PROBLEM DETAILS — Report, word for word, every line of the material that contains "Ctrl".

DATA ROWS —

○ ○ ○ ○

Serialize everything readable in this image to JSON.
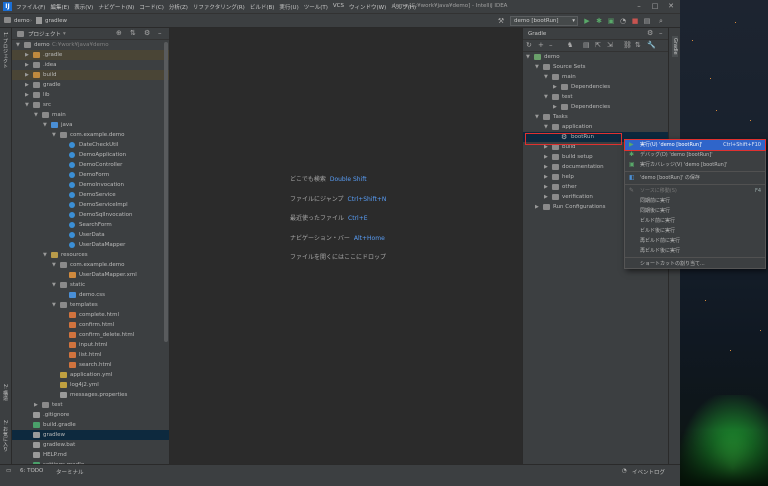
{
  "menubar": {
    "items": [
      "ファイル(F)",
      "編集(E)",
      "表示(V)",
      "ナビゲート(N)",
      "コード(C)",
      "分析(Z)",
      "リファクタリング(R)",
      "ビルド(B)",
      "実行(U)",
      "ツール(T)",
      "VCS",
      "ウィンドウ(W)",
      "ヘルプ(H)"
    ],
    "window_title": "demo [C:¥work¥java¥demo] - IntelliJ IDEA"
  },
  "navbar": {
    "crumbs": [
      "demo",
      "gradlew"
    ],
    "run_config": "demo [bootRun]"
  },
  "left_strip": {
    "tabs": [
      "1: プロジェクト",
      "2: 構造",
      "2: お気に入り"
    ]
  },
  "right_strip": {
    "tabs": [
      "Gradle"
    ]
  },
  "project": {
    "title": "プロジェクト",
    "root_path": "C:¥work¥java¥demo",
    "tree": [
      {
        "label": "demo",
        "depth": 0,
        "type": "folder",
        "open": true
      },
      {
        "label": ".gradle",
        "depth": 1,
        "type": "folder-orange",
        "open": false,
        "hl": true
      },
      {
        "label": ".idea",
        "depth": 1,
        "type": "folder",
        "open": false
      },
      {
        "label": "build",
        "depth": 1,
        "type": "folder-orange",
        "open": false,
        "hl": true
      },
      {
        "label": "gradle",
        "depth": 1,
        "type": "folder",
        "open": false
      },
      {
        "label": "lib",
        "depth": 1,
        "type": "folder",
        "open": false
      },
      {
        "label": "src",
        "depth": 1,
        "type": "folder",
        "open": true
      },
      {
        "label": "main",
        "depth": 2,
        "type": "folder",
        "open": true
      },
      {
        "label": "java",
        "depth": 3,
        "type": "folder-blue",
        "open": true
      },
      {
        "label": "com.example.demo",
        "depth": 4,
        "type": "package",
        "open": true
      },
      {
        "label": "DateCheckUtil",
        "depth": 5,
        "type": "class"
      },
      {
        "label": "DemoApplication",
        "depth": 5,
        "type": "class"
      },
      {
        "label": "DemoController",
        "depth": 5,
        "type": "class"
      },
      {
        "label": "DemoForm",
        "depth": 5,
        "type": "class"
      },
      {
        "label": "DemoInvocation",
        "depth": 5,
        "type": "class"
      },
      {
        "label": "DemoService",
        "depth": 5,
        "type": "class"
      },
      {
        "label": "DemoServiceImpl",
        "depth": 5,
        "type": "class"
      },
      {
        "label": "DemoSqlInvocation",
        "depth": 5,
        "type": "class"
      },
      {
        "label": "SearchForm",
        "depth": 5,
        "type": "class"
      },
      {
        "label": "UserData",
        "depth": 5,
        "type": "class"
      },
      {
        "label": "UserDataMapper",
        "depth": 5,
        "type": "class"
      },
      {
        "label": "resources",
        "depth": 3,
        "type": "folder-res",
        "open": true
      },
      {
        "label": "com.example.demo",
        "depth": 4,
        "type": "folder",
        "open": true
      },
      {
        "label": "UserDataMapper.xml",
        "depth": 5,
        "type": "xml"
      },
      {
        "label": "static",
        "depth": 4,
        "type": "folder",
        "open": true
      },
      {
        "label": "demo.css",
        "depth": 5,
        "type": "css"
      },
      {
        "label": "templates",
        "depth": 4,
        "type": "folder",
        "open": true
      },
      {
        "label": "complete.html",
        "depth": 5,
        "type": "html"
      },
      {
        "label": "confirm.html",
        "depth": 5,
        "type": "html"
      },
      {
        "label": "confirm_delete.html",
        "depth": 5,
        "type": "html"
      },
      {
        "label": "input.html",
        "depth": 5,
        "type": "html"
      },
      {
        "label": "list.html",
        "depth": 5,
        "type": "html"
      },
      {
        "label": "search.html",
        "depth": 5,
        "type": "html"
      },
      {
        "label": "application.yml",
        "depth": 4,
        "type": "yml"
      },
      {
        "label": "log4j2.yml",
        "depth": 4,
        "type": "yml"
      },
      {
        "label": "messages.properties",
        "depth": 4,
        "type": "props"
      },
      {
        "label": "test",
        "depth": 2,
        "type": "folder",
        "open": false
      },
      {
        "label": ".gitignore",
        "depth": 1,
        "type": "file"
      },
      {
        "label": "build.gradle",
        "depth": 1,
        "type": "gradle"
      },
      {
        "label": "gradlew",
        "depth": 1,
        "type": "file",
        "sel": true
      },
      {
        "label": "gradlew.bat",
        "depth": 1,
        "type": "file"
      },
      {
        "label": "HELP.md",
        "depth": 1,
        "type": "file"
      },
      {
        "label": "settings.gradle",
        "depth": 1,
        "type": "gradle"
      }
    ]
  },
  "editor": {
    "hints": [
      {
        "text": "どこでも検索",
        "key": "Double Shift"
      },
      {
        "text": "ファイルにジャンプ",
        "key": "Ctrl+Shift+N"
      },
      {
        "text": "最近使ったファイル",
        "key": "Ctrl+E"
      },
      {
        "text": "ナビゲーション・バー",
        "key": "Alt+Home"
      },
      {
        "text": "ファイルを開くにはここにドロップ",
        "key": ""
      }
    ]
  },
  "gradle": {
    "title": "Gradle",
    "tree": [
      {
        "label": "demo",
        "depth": 0,
        "open": true,
        "icon": "elephant"
      },
      {
        "label": "Source Sets",
        "depth": 1,
        "open": true,
        "icon": "folder"
      },
      {
        "label": "main",
        "depth": 2,
        "open": true,
        "icon": "folder"
      },
      {
        "label": "Dependencies",
        "depth": 3,
        "open": false,
        "icon": "folder"
      },
      {
        "label": "test",
        "depth": 2,
        "open": true,
        "icon": "folder"
      },
      {
        "label": "Dependencies",
        "depth": 3,
        "open": false,
        "icon": "folder"
      },
      {
        "label": "Tasks",
        "depth": 1,
        "open": true,
        "icon": "folder"
      },
      {
        "label": "application",
        "depth": 2,
        "open": true,
        "icon": "folder"
      },
      {
        "label": "bootRun",
        "depth": 3,
        "open": null,
        "icon": "gear",
        "sel": true
      },
      {
        "label": "build",
        "depth": 2,
        "open": false,
        "icon": "folder"
      },
      {
        "label": "build setup",
        "depth": 2,
        "open": false,
        "icon": "folder"
      },
      {
        "label": "documentation",
        "depth": 2,
        "open": false,
        "icon": "folder"
      },
      {
        "label": "help",
        "depth": 2,
        "open": false,
        "icon": "folder"
      },
      {
        "label": "other",
        "depth": 2,
        "open": false,
        "icon": "folder"
      },
      {
        "label": "verification",
        "depth": 2,
        "open": false,
        "icon": "folder"
      },
      {
        "label": "Run Configurations",
        "depth": 1,
        "open": false,
        "icon": "folder"
      }
    ]
  },
  "context_menu": {
    "items": [
      {
        "label": "実行(U) 'demo [bootRun]'",
        "shortcut": "Ctrl+Shift+F10",
        "active": true,
        "icon": "▶",
        "icon_color": "#59a869"
      },
      {
        "label": "デバッグ(D) 'demo [bootRun]'",
        "shortcut": "",
        "icon": "✱",
        "icon_color": "#59a869"
      },
      {
        "label": "実行カバレッジ(V) 'demo [bootRun]'",
        "shortcut": "",
        "icon": "▣",
        "icon_color": "#59a869"
      },
      {
        "sep": true
      },
      {
        "label": "'demo [bootRun]' の保存",
        "shortcut": "",
        "icon": "◧",
        "icon_color": "#4a8fd6"
      },
      {
        "sep": true
      },
      {
        "label": "ソースに移動(S)",
        "shortcut": "F4",
        "disabled": true,
        "icon": "✎",
        "icon_color": "#777"
      },
      {
        "label": "同期前に実行",
        "shortcut": ""
      },
      {
        "label": "同期後に実行",
        "shortcut": ""
      },
      {
        "label": "ビルド前に実行",
        "shortcut": ""
      },
      {
        "label": "ビルド後に実行",
        "shortcut": ""
      },
      {
        "label": "再ビルド前に実行",
        "shortcut": ""
      },
      {
        "label": "再ビルド後に実行",
        "shortcut": ""
      },
      {
        "sep": true
      },
      {
        "label": "ショートカットの割り当て...",
        "shortcut": ""
      }
    ]
  },
  "statusbar": {
    "left_tabs": [
      "6: TODO",
      "ターミナル"
    ],
    "right_label": "イベントログ"
  },
  "colors": {
    "accent": "#2f65ca",
    "highlight_box": "#e0312f",
    "selection": "#0d293e"
  }
}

○ ○ ○ ○

RESPONSE BELOW —
        "key": "Ctrl+Shift+N"
        "key": "Ctrl+E"
        "shortcut": "Ctrl+Shift+F10",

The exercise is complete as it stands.